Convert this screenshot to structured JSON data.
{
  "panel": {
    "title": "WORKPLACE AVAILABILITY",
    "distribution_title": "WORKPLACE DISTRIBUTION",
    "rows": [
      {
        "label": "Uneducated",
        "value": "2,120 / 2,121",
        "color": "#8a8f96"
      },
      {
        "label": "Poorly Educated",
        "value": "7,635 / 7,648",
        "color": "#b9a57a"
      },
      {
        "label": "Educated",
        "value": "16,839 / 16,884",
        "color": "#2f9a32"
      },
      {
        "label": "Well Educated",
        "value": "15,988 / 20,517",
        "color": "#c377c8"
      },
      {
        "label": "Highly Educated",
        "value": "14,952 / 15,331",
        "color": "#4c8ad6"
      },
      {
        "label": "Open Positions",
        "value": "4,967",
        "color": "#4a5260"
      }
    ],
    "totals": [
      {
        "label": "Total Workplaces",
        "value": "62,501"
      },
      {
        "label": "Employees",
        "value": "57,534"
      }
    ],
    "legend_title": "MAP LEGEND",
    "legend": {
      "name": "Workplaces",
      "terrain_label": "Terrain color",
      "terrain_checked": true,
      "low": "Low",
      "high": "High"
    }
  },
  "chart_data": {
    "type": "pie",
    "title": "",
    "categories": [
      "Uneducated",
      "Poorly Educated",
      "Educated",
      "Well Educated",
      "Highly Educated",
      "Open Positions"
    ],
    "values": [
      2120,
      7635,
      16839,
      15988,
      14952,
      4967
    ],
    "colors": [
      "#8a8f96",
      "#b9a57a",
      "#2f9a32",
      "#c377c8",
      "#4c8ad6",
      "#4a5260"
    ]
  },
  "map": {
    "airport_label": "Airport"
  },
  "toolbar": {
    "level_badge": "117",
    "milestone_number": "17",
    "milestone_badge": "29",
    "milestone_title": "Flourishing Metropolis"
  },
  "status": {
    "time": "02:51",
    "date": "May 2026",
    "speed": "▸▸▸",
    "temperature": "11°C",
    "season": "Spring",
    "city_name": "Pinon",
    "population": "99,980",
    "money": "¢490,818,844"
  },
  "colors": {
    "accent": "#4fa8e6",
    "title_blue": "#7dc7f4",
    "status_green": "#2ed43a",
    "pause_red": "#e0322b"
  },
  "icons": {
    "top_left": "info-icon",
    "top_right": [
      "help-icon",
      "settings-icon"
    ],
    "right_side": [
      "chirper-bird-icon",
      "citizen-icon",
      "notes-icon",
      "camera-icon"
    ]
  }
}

*TASK PROMPT:*
Which lines hold the string "Workplaces"? Copy all of them from the data above.

*RESULT FOR THIS TASK:*
        "label": "Total Workplaces",
      "name": "Workplaces",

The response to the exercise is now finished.